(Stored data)
################
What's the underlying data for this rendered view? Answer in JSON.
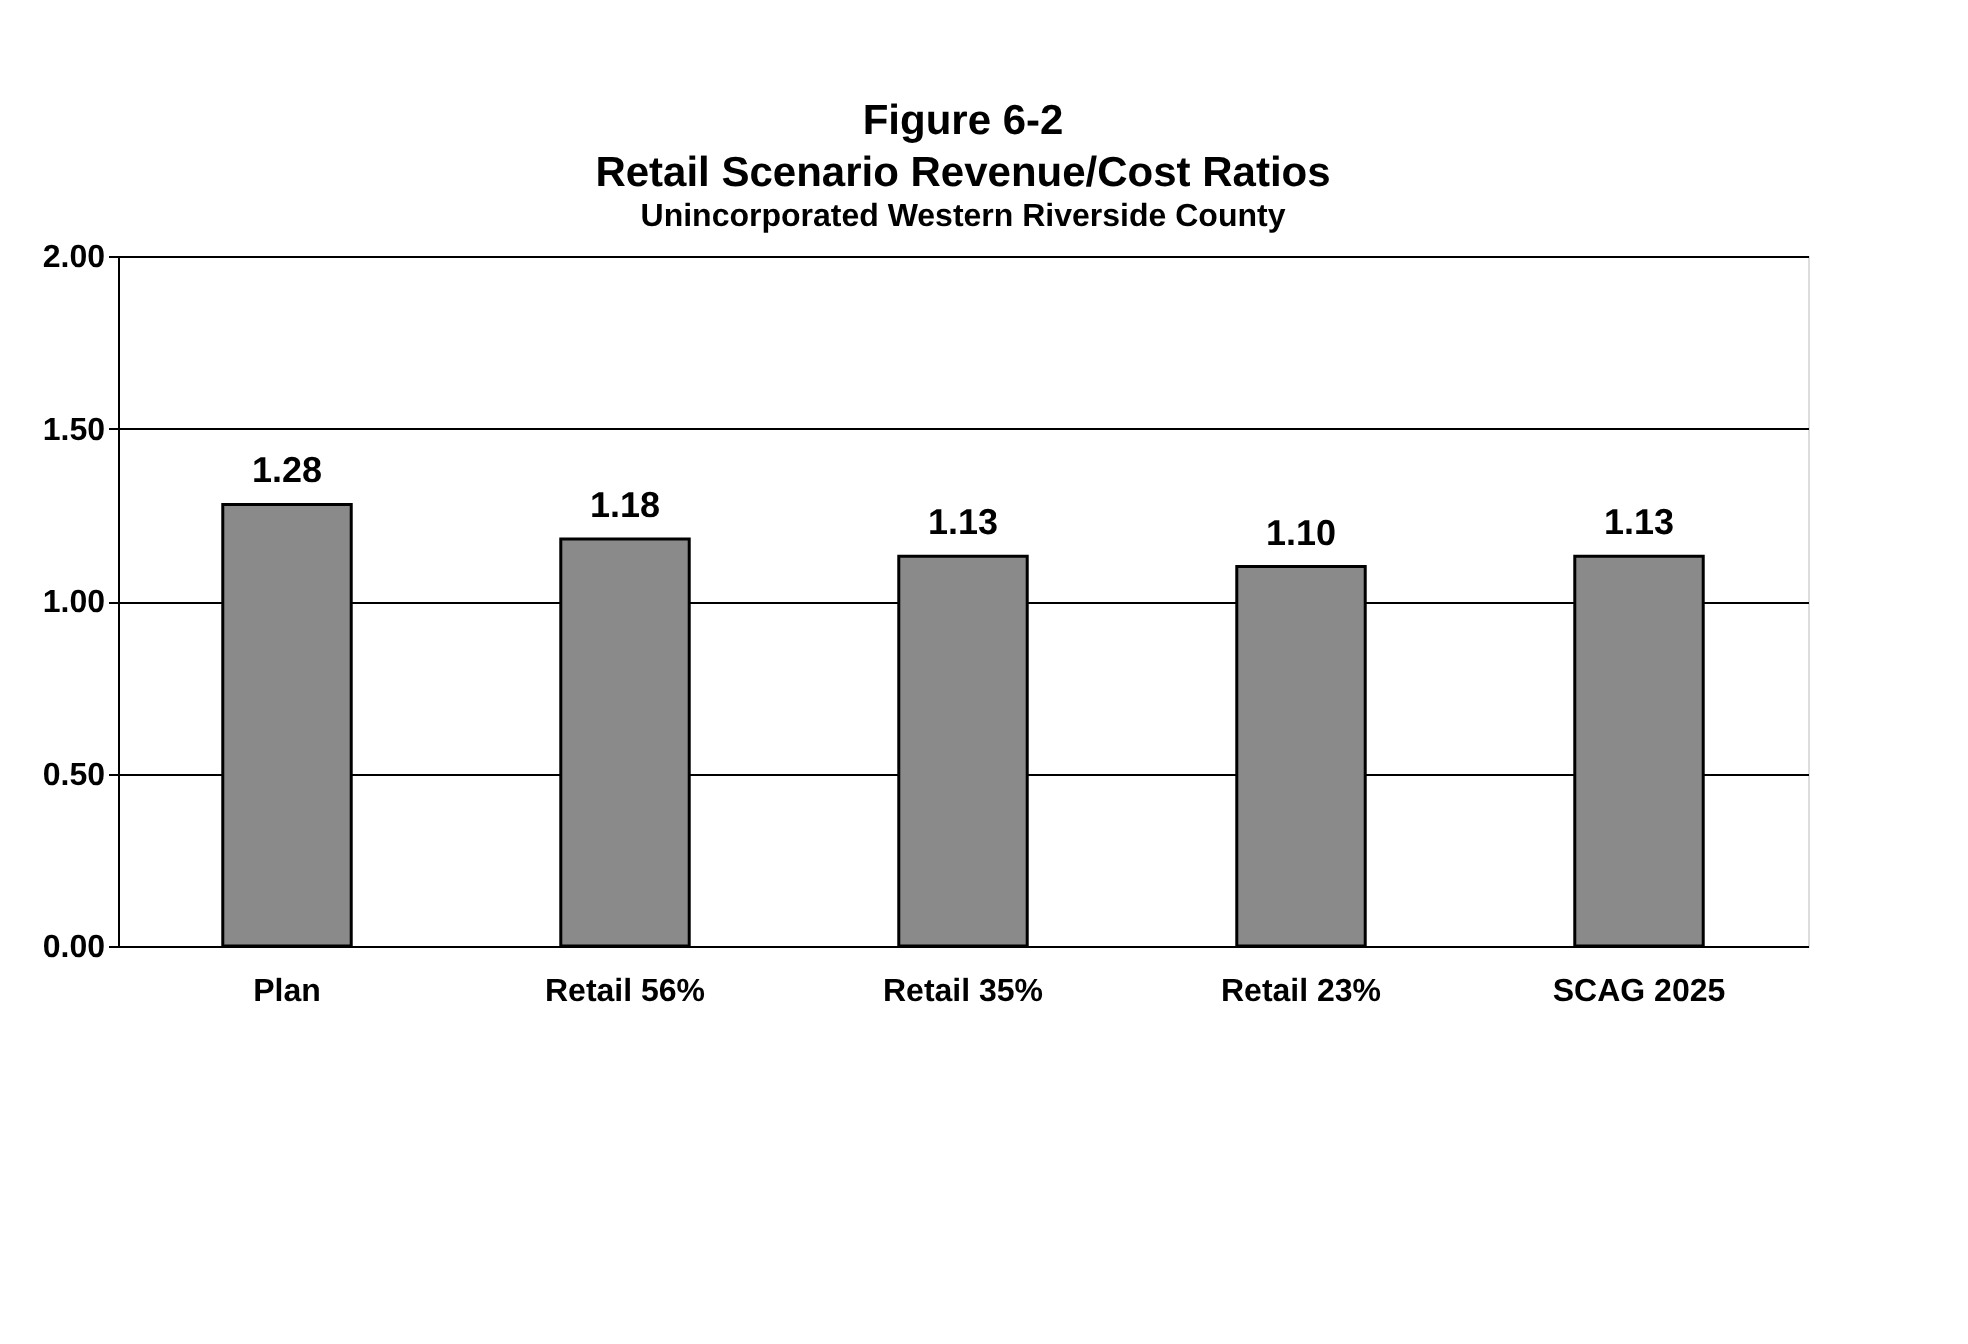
{
  "chart_data": {
    "type": "bar",
    "title": "Figure 6-2\nRetail Scenario Revenue/Cost Ratios",
    "subtitle": "Unincorporated Western Riverside County",
    "categories": [
      "Plan",
      "Retail 56%",
      "Retail 35%",
      "Retail 23%",
      "SCAG 2025"
    ],
    "values": [
      1.28,
      1.18,
      1.13,
      1.1,
      1.13
    ],
    "color": "#8a8a8a",
    "value_labels": [
      "1.28",
      "1.18",
      "1.13",
      "1.10",
      "1.13"
    ],
    "ylim": [
      0,
      2
    ],
    "yticks": [
      {
        "value": 0,
        "label": "0.00"
      },
      {
        "value": 0.5,
        "label": "0.50"
      },
      {
        "value": 1,
        "label": "1.00"
      },
      {
        "value": 1.5,
        "label": "1.50"
      },
      {
        "value": 2,
        "label": "2.00"
      }
    ],
    "grid": "y"
  }
}
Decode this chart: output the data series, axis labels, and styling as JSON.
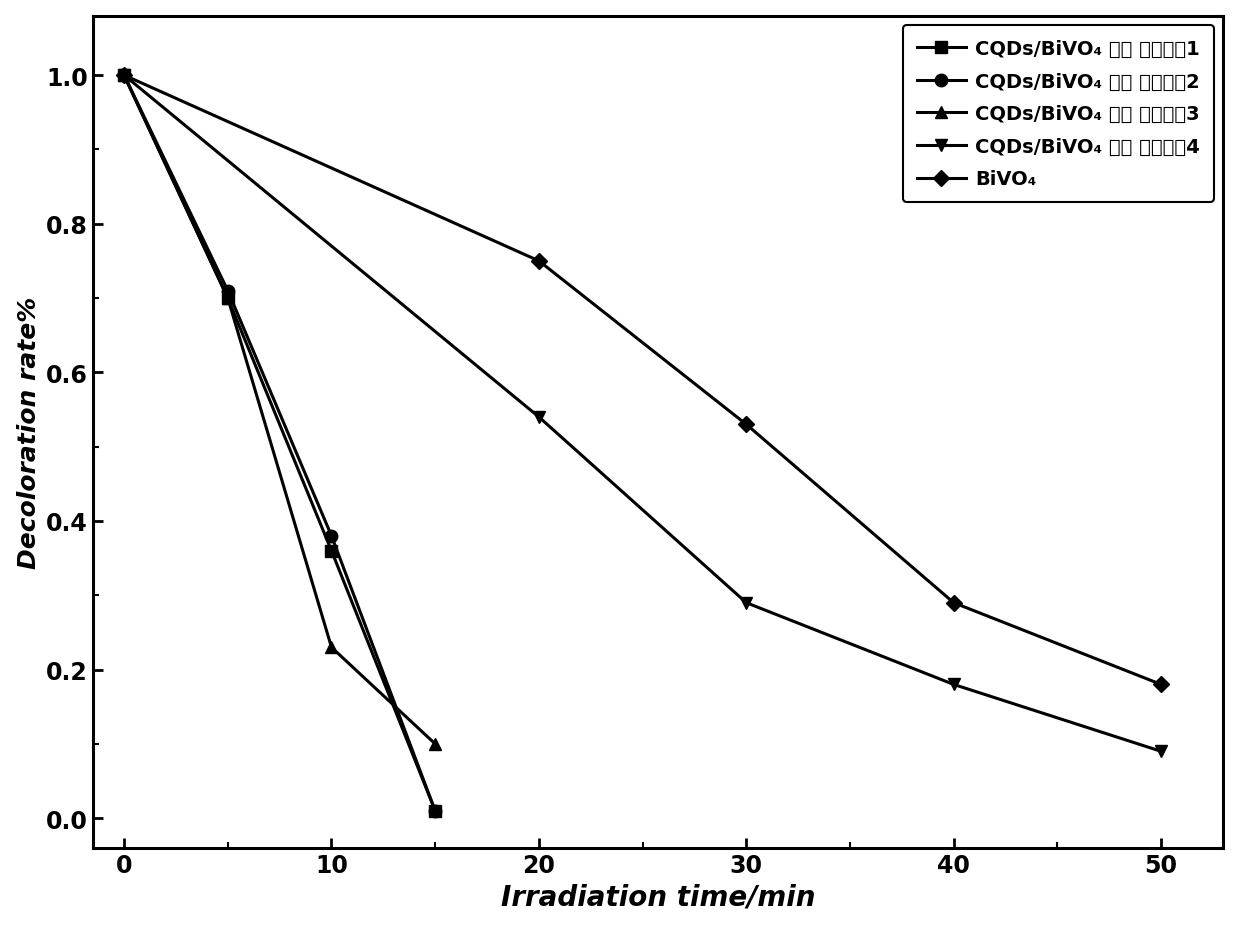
{
  "series": [
    {
      "label": "CQDs/BiVO₄ 纳米 复合材枙1",
      "x": [
        0,
        5,
        10,
        15
      ],
      "y": [
        1.0,
        0.7,
        0.36,
        0.01
      ],
      "marker": "s",
      "markersize": 9,
      "linewidth": 2.2,
      "color": "#000000"
    },
    {
      "label": "CQDs/BiVO₄ 纳米 复合材枙2",
      "x": [
        0,
        5,
        10,
        15
      ],
      "y": [
        1.0,
        0.71,
        0.38,
        0.01
      ],
      "marker": "o",
      "markersize": 9,
      "linewidth": 2.2,
      "color": "#000000"
    },
    {
      "label": "CQDs/BiVO₄ 纳米 复合材枙3",
      "x": [
        0,
        5,
        10,
        15
      ],
      "y": [
        1.0,
        0.7,
        0.23,
        0.1
      ],
      "marker": "^",
      "markersize": 9,
      "linewidth": 2.2,
      "color": "#000000"
    },
    {
      "label": "CQDs/BiVO₄ 纳米 复合材枙4",
      "x": [
        0,
        20,
        30,
        40,
        50
      ],
      "y": [
        1.0,
        0.54,
        0.29,
        0.18,
        0.09
      ],
      "marker": "v",
      "markersize": 9,
      "linewidth": 2.2,
      "color": "#000000"
    },
    {
      "label": "BiVO₄",
      "x": [
        0,
        20,
        30,
        40,
        50
      ],
      "y": [
        1.0,
        0.75,
        0.53,
        0.29,
        0.18
      ],
      "marker": "D",
      "markersize": 8,
      "linewidth": 2.2,
      "color": "#000000"
    }
  ],
  "xlabel": "Irradiation time/min",
  "ylabel": "Decoloration rate%",
  "xlim": [
    -1.5,
    53
  ],
  "ylim": [
    -0.04,
    1.08
  ],
  "xticks": [
    0,
    10,
    20,
    30,
    40,
    50
  ],
  "yticks": [
    0.0,
    0.2,
    0.4,
    0.6,
    0.8,
    1.0
  ],
  "xlabel_fontsize": 20,
  "ylabel_fontsize": 18,
  "tick_fontsize": 17,
  "legend_fontsize": 14,
  "background_color": "#ffffff"
}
################
• [Stated task] The entries above should be reproduced exactly, without their pictures.

• [Complete output]
What's the underlying data for this rendered view? Answer in JSON.
{
  "chart_data": {
    "type": "bar",
    "title": "Figure 6-2\nRetail Scenario Revenue/Cost Ratios",
    "subtitle": "Unincorporated Western Riverside County",
    "categories": [
      "Plan",
      "Retail 56%",
      "Retail 35%",
      "Retail 23%",
      "SCAG 2025"
    ],
    "values": [
      1.28,
      1.18,
      1.13,
      1.1,
      1.13
    ],
    "color": "#8a8a8a",
    "value_labels": [
      "1.28",
      "1.18",
      "1.13",
      "1.10",
      "1.13"
    ],
    "ylim": [
      0,
      2
    ],
    "yticks": [
      {
        "value": 0,
        "label": "0.00"
      },
      {
        "value": 0.5,
        "label": "0.50"
      },
      {
        "value": 1,
        "label": "1.00"
      },
      {
        "value": 1.5,
        "label": "1.50"
      },
      {
        "value": 2,
        "label": "2.00"
      }
    ],
    "grid": "y"
  }
}
Decode this chart: output the data series, axis labels, and styling as JSON.
{
  "series": [
    {
      "label": "CQDs/BiVO₄ 纳米 复合材枙1",
      "x": [
        0,
        5,
        10,
        15
      ],
      "y": [
        1.0,
        0.7,
        0.36,
        0.01
      ],
      "marker": "s",
      "markersize": 9,
      "linewidth": 2.2,
      "color": "#000000"
    },
    {
      "label": "CQDs/BiVO₄ 纳米 复合材枙2",
      "x": [
        0,
        5,
        10,
        15
      ],
      "y": [
        1.0,
        0.71,
        0.38,
        0.01
      ],
      "marker": "o",
      "markersize": 9,
      "linewidth": 2.2,
      "color": "#000000"
    },
    {
      "label": "CQDs/BiVO₄ 纳米 复合材枙3",
      "x": [
        0,
        5,
        10,
        15
      ],
      "y": [
        1.0,
        0.7,
        0.23,
        0.1
      ],
      "marker": "^",
      "markersize": 9,
      "linewidth": 2.2,
      "color": "#000000"
    },
    {
      "label": "CQDs/BiVO₄ 纳米 复合材枙4",
      "x": [
        0,
        20,
        30,
        40,
        50
      ],
      "y": [
        1.0,
        0.54,
        0.29,
        0.18,
        0.09
      ],
      "marker": "v",
      "markersize": 9,
      "linewidth": 2.2,
      "color": "#000000"
    },
    {
      "label": "BiVO₄",
      "x": [
        0,
        20,
        30,
        40,
        50
      ],
      "y": [
        1.0,
        0.75,
        0.53,
        0.29,
        0.18
      ],
      "marker": "D",
      "markersize": 8,
      "linewidth": 2.2,
      "color": "#000000"
    }
  ],
  "xlabel": "Irradiation time/min",
  "ylabel": "Decoloration rate%",
  "xlim": [
    -1.5,
    53
  ],
  "ylim": [
    -0.04,
    1.08
  ],
  "xticks": [
    0,
    10,
    20,
    30,
    40,
    50
  ],
  "yticks": [
    0.0,
    0.2,
    0.4,
    0.6,
    0.8,
    1.0
  ],
  "xlabel_fontsize": 20,
  "ylabel_fontsize": 18,
  "tick_fontsize": 17,
  "legend_fontsize": 14,
  "background_color": "#ffffff"
}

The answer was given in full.